-------- Source material --------

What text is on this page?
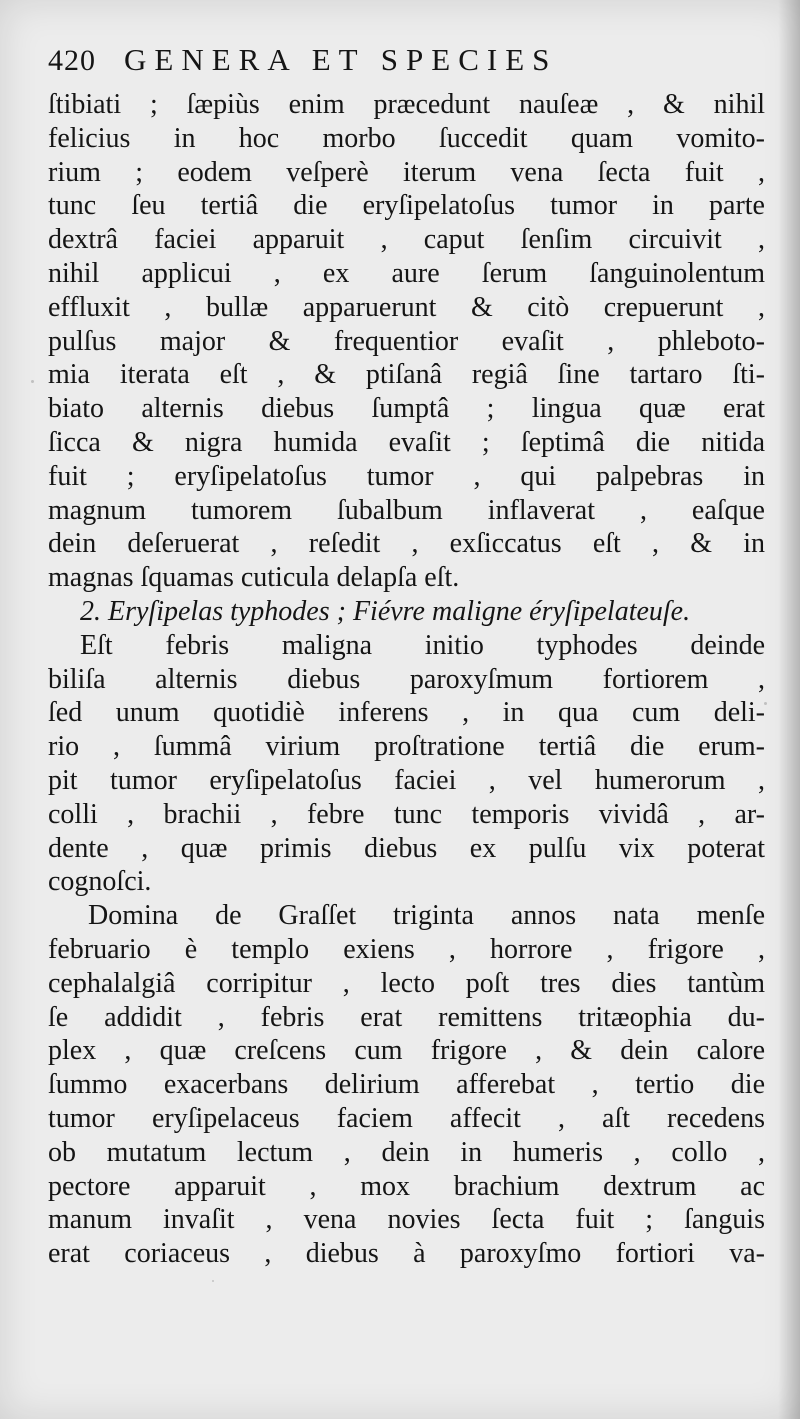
420 GENERA ET SPECIES
ſtibiati ; ſæpiùs enim præcedunt nauſeæ , & nihil
felicius in hoc morbo ſuccedit quam vomito-
rium ; eodem veſperè iterum vena ſecta fuit ,
tunc ſeu tertiâ die eryſipelatoſus tumor in parte
dextrâ faciei apparuit , caput ſenſim circuivit ,
nihil applicui , ex aure ſerum ſanguinolentum
effluxit , bullæ apparuerunt & citò crepuerunt ,
pulſus major & frequentior evaſit , phleboto-
mia iterata eſt , & ptiſanâ regiâ ſine tartaro ſti-
biato alternis diebus ſumptâ ; lingua quæ erat
ſicca & nigra humida evaſit ; ſeptimâ die nitida
fuit ; eryſipelatoſus tumor , qui palpebras in
magnum tumorem ſubalbum inflaverat , eaſque
dein deſeruerat , reſedit , exſiccatus eſt , & in
magnas ſquamas cuticula delapſa eſt.
2. Eryſipelas typhodes ; Fiévre maligne éryſipelateuſe.
Eſt febris maligna initio typhodes deinde
biliſa alternis diebus paroxyſmum fortiorem ,
ſed unum quotidiè inferens , in qua cum deli-
rio , ſummâ virium proſtratione tertiâ die erum-
pit tumor eryſipelatoſus faciei , vel humerorum ,
colli , brachii , febre tunc temporis vividâ , ar-
dente , quæ primis diebus ex pulſu vix poterat
cognoſci.
Domina de Graſſet triginta annos nata menſe
februario è templo exiens , horrore , frigore ,
cephalalgiâ corripitur , lecto poſt tres dies tantùm
ſe addidit , febris erat remittens tritæophia du-
plex , quæ creſcens cum frigore , & dein calore
ſummo exacerbans delirium afferebat , tertio die
tumor eryſipelaceus faciem affecit , aſt recedens
ob mutatum lectum , dein in humeris , collo ,
pectore apparuit , mox brachium dextrum ac
manum invaſit , vena novies ſecta fuit ; ſanguis
erat coriaceus , diebus à paroxyſmo fortiori va-
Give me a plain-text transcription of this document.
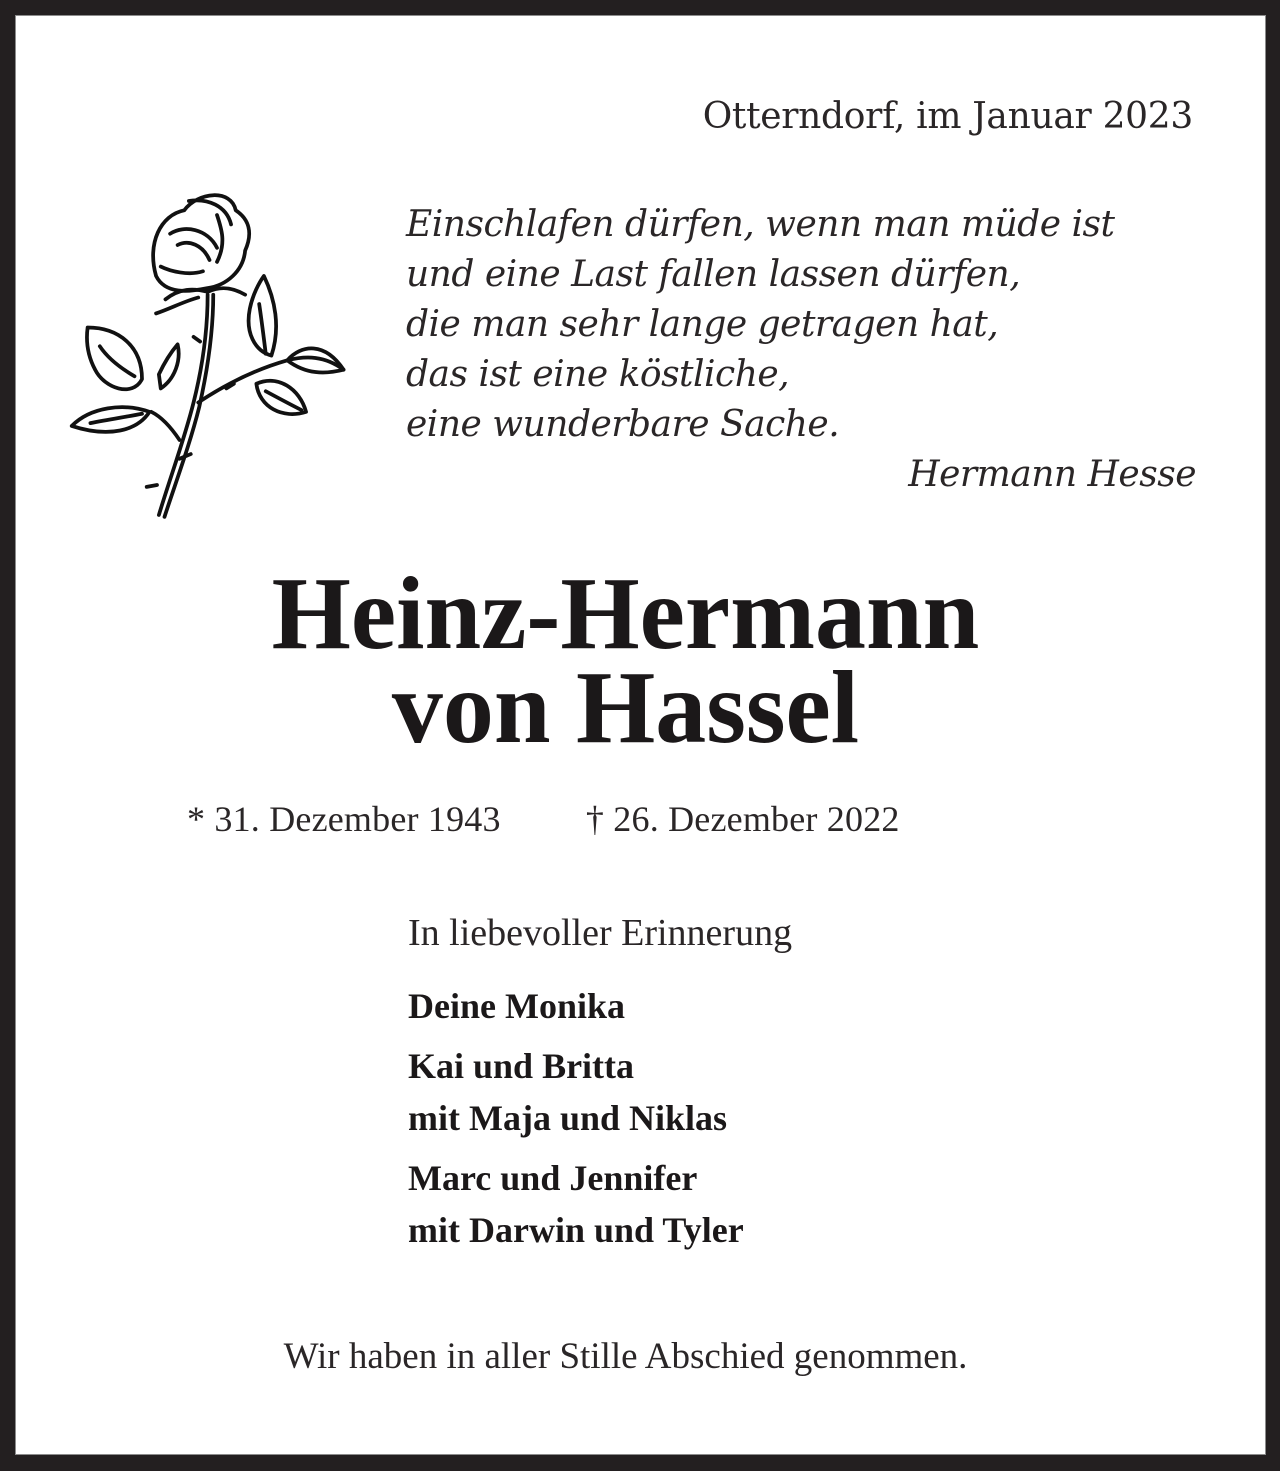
Otterndorf, im Januar 2023
Einschlafen dürfen, wenn man müde ist
und eine Last fallen lassen dürfen,
die man sehr lange getragen hat,
das ist eine köstliche,
eine wunderbare Sache.
Hermann Hesse
Heinz-Hermann
von Hassel
* 31. Dezember 1943 † 26. Dezember 2022
In liebevoller Erinnerung
Deine Monika
Kai und Britta
mit Maja und Niklas
Marc und Jennifer
mit Darwin und Tyler
Wir haben in aller Stille Abschied genommen.
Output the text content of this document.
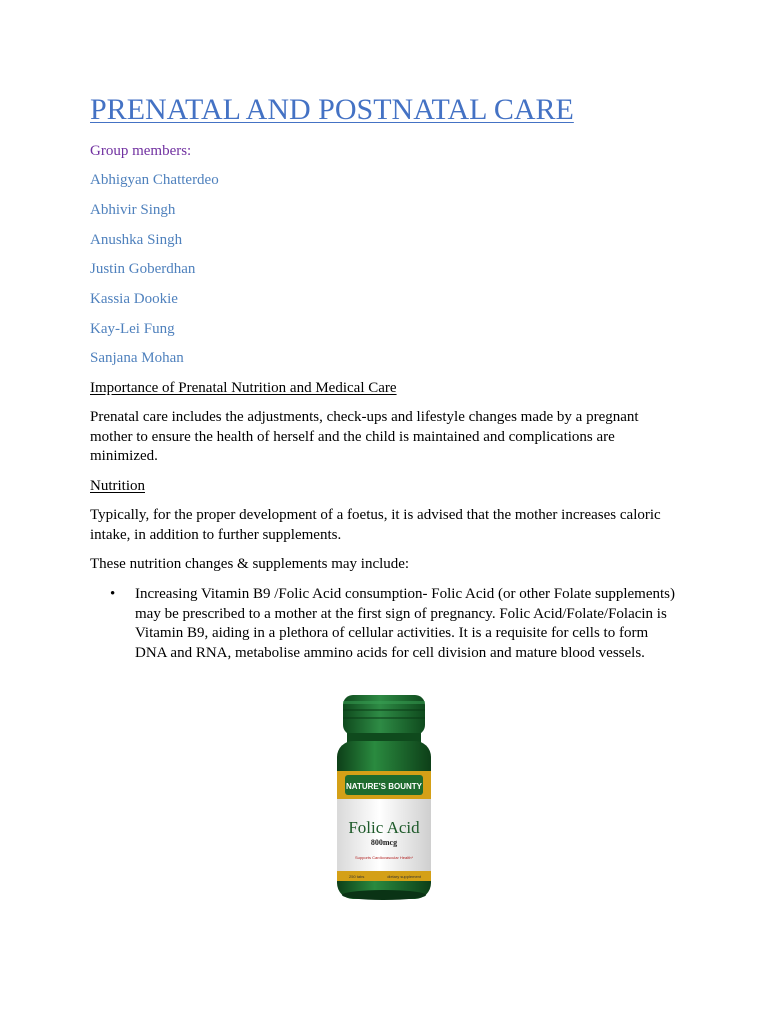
PRENATAL AND POSTNATAL CARE
Group members:
Abhigyan Chatterdeo
Abhivir Singh
Anushka Singh
Justin Goberdhan
Kassia Dookie
Kay-Lei Fung
Sanjana Mohan
Importance of Prenatal Nutrition and Medical Care

Prenatal care includes the adjustments, check-ups and lifestyle changes made by a pregnant mother to ensure the health of herself and the child is maintained and complications are minimized.

Nutrition

Typically, for the proper development of a foetus, it is advised that the mother increases caloric intake, in addition to further supplements.

These nutrition changes & supplements may include:

• Increasing Vitamin B9 /Folic Acid consumption- Folic Acid (or other Folate supplements) may be prescribed to a mother at the first sign of pregnancy. Folic Acid/Folate/Folacin is Vitamin B9, aiding in a plethora of cellular activities. It is a requisite for cells to form DNA and RNA, metabolise ammino acids for cell division and mature blood vessels.

NATURE'S BOUNTY
Folic Acid
800mcg
Supports Cardiovascular Health*
250 tabs	dietary supplement
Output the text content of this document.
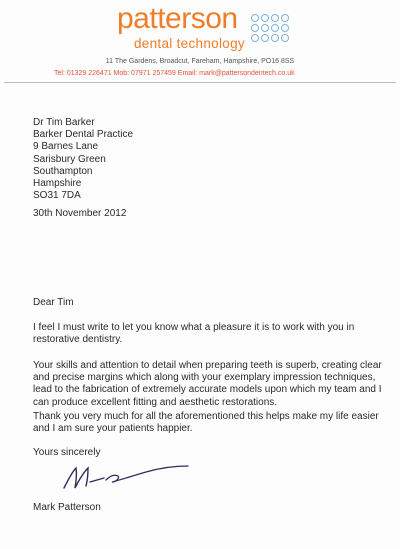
patterson
dental technology
11 The Gardens, Broadcut, Fareham, Hampshire, PO16 8SS
Tel: 01329 226471 Mob: 07971 257459 Email: mark@pattersondentech.co.uk
Dr Tim Barker
Barker Dental Practice
9 Barnes Lane
Sarisbury Green
Southampton
Hampshire
SO31 7DA
30th November 2012
Dear Tim
I feel I must write to let you know what a pleasure it is to work with you in restorative dentistry.
Your skills and attention to detail when preparing teeth is superb, creating clear and precise margins which along with your exemplary impression techniques, lead to the fabrication of extremely accurate models upon which my team and I can produce excellent fitting and aesthetic restorations.
Thank you very much for all the aforementioned this helps make my life easier and I am sure your patients happier.
Yours sincerely
Mark Patterson
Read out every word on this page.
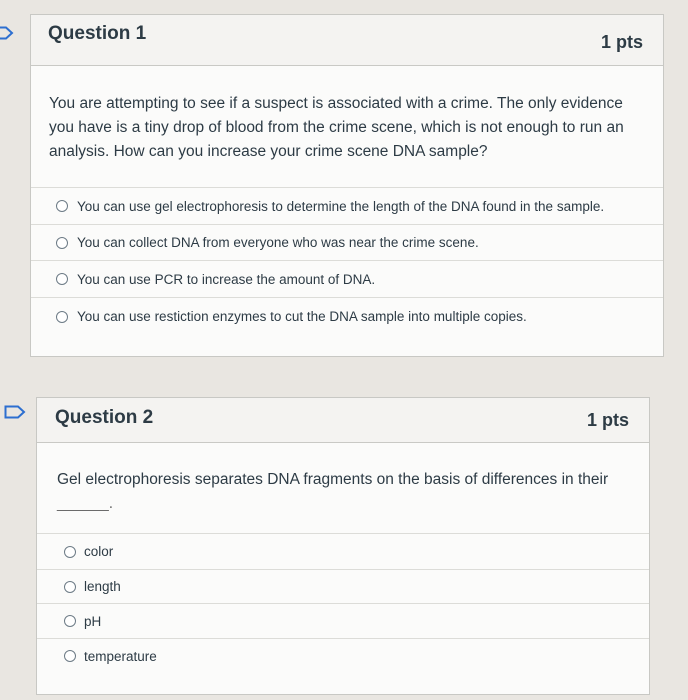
Question 1	1 pts
You are attempting to see if a suspect is associated with a crime. The only evidence you have is a tiny drop of blood from the crime scene, which is not enough to run an analysis. How can you increase your crime scene DNA sample?
You can use gel electrophoresis to determine the length of the DNA found in the sample.
You can collect DNA from everyone who was near the crime scene.
You can use PCR to increase the amount of DNA.
You can use restiction enzymes to cut the DNA sample into multiple copies.
Question 2	1 pts
Gel electrophoresis separates DNA fragments on the basis of differences in their
______.
color
length
pH
temperature
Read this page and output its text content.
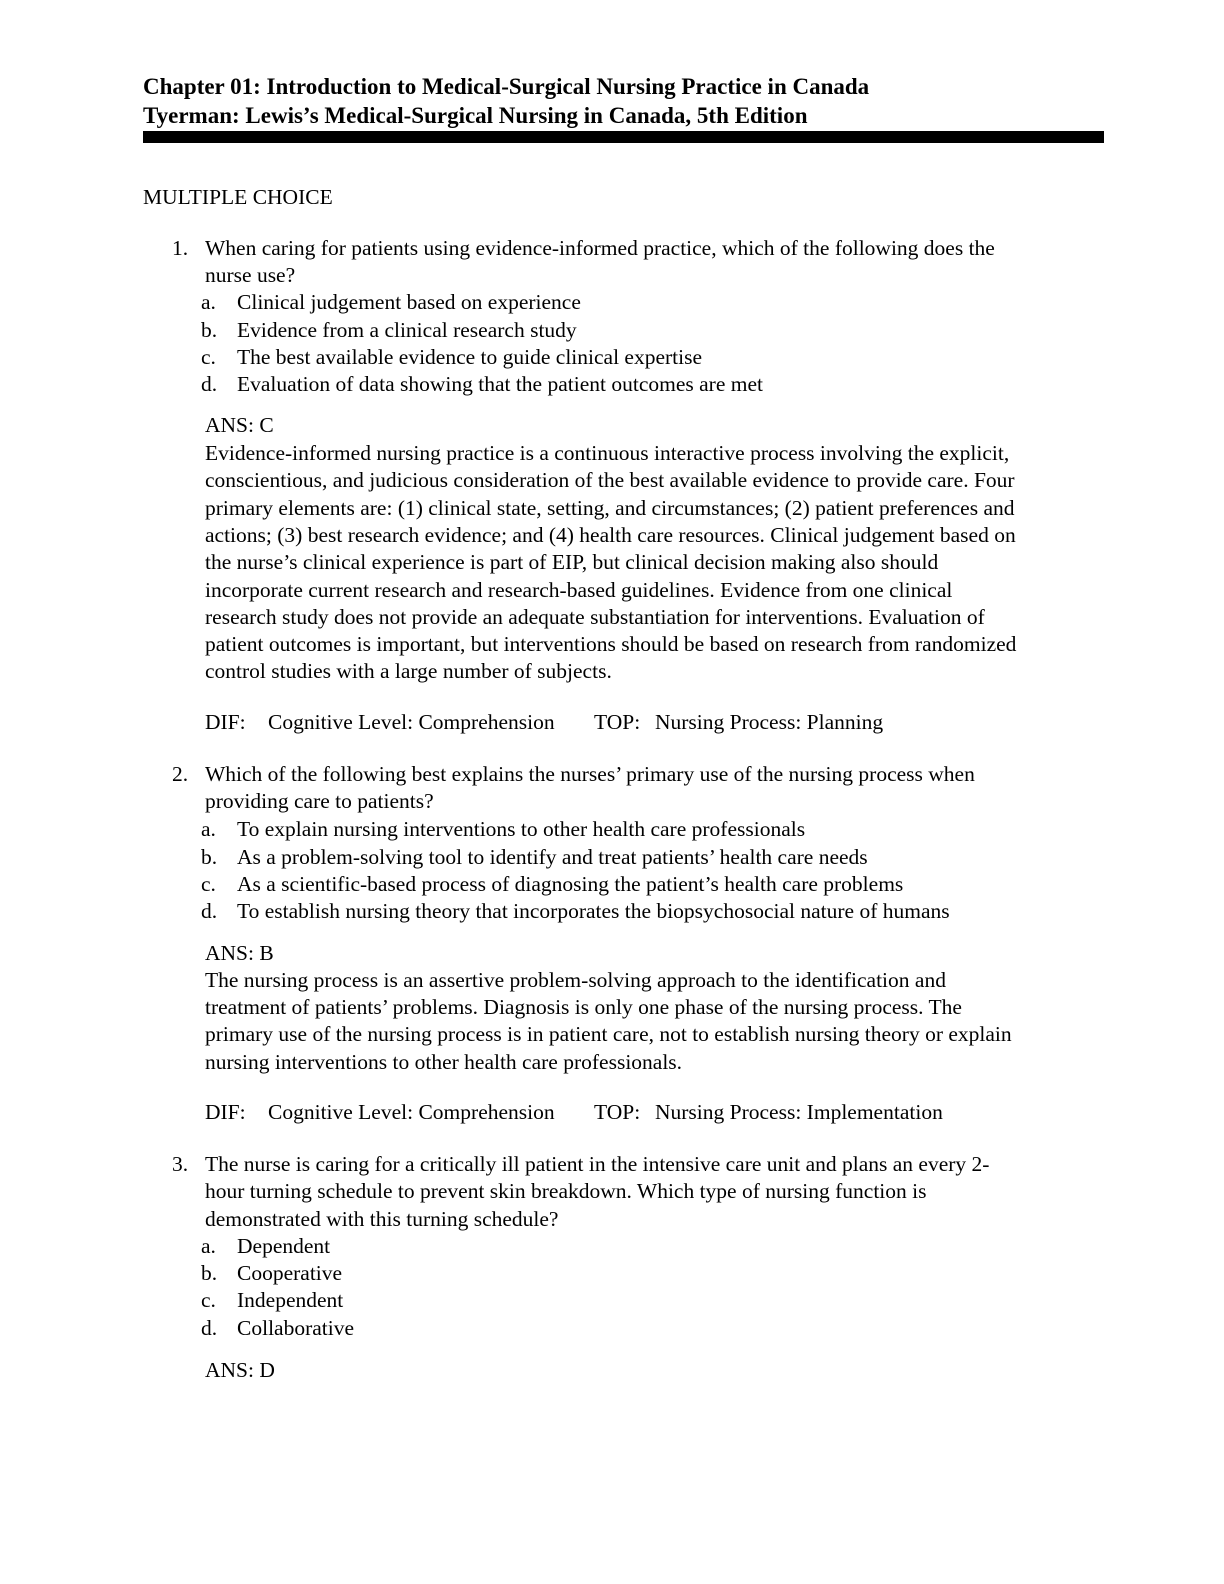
Chapter 01: Introduction to Medical-Surgical Nursing Practice in Canada
Tyerman: Lewis’s Medical-Surgical Nursing in Canada, 5th Edition
MULTIPLE CHOICE
1. When caring for patients using evidence-informed practice, which of the following does the
nurse use?
a. Clinical judgement based on experience
b. Evidence from a clinical research study
c. The best available evidence to guide clinical expertise
d. Evaluation of data showing that the patient outcomes are met
ANS: C
Evidence-informed nursing practice is a continuous interactive process involving the explicit,
conscientious, and judicious consideration of the best available evidence to provide care. Four
primary elements are: (1) clinical state, setting, and circumstances; (2) patient preferences and
actions; (3) best research evidence; and (4) health care resources. Clinical judgement based on
the nurse’s clinical experience is part of EIP, but clinical decision making also should
incorporate current research and research-based guidelines. Evidence from one clinical
research study does not provide an adequate substantiation for interventions. Evaluation of
patient outcomes is important, but interventions should be based on research from randomized
control studies with a large number of subjects.
DIF: Cognitive Level: Comprehension TOP: Nursing Process: Planning
2. Which of the following best explains the nurses’ primary use of the nursing process when
providing care to patients?
a. To explain nursing interventions to other health care professionals
b. As a problem-solving tool to identify and treat patients’ health care needs
c. As a scientific-based process of diagnosing the patient’s health care problems
d. To establish nursing theory that incorporates the biopsychosocial nature of humans
ANS: B
The nursing process is an assertive problem-solving approach to the identification and
treatment of patients’ problems. Diagnosis is only one phase of the nursing process. The
primary use of the nursing process is in patient care, not to establish nursing theory or explain
nursing interventions to other health care professionals.
DIF: Cognitive Level: Comprehension TOP: Nursing Process: Implementation
3. The nurse is caring for a critically ill patient in the intensive care unit and plans an every 2-
hour turning schedule to prevent skin breakdown. Which type of nursing function is
demonstrated with this turning schedule?
a. Dependent
b. Cooperative
c. Independent
d. Collaborative
ANS: D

--------

◆ **Exercise description**: Filter the entries and copy out every line with the word "dürfen".

◆ **Answer to this problem**:
Einschlafen dürfen, wenn man müde ist
und eine Last fallen lassen dürfen,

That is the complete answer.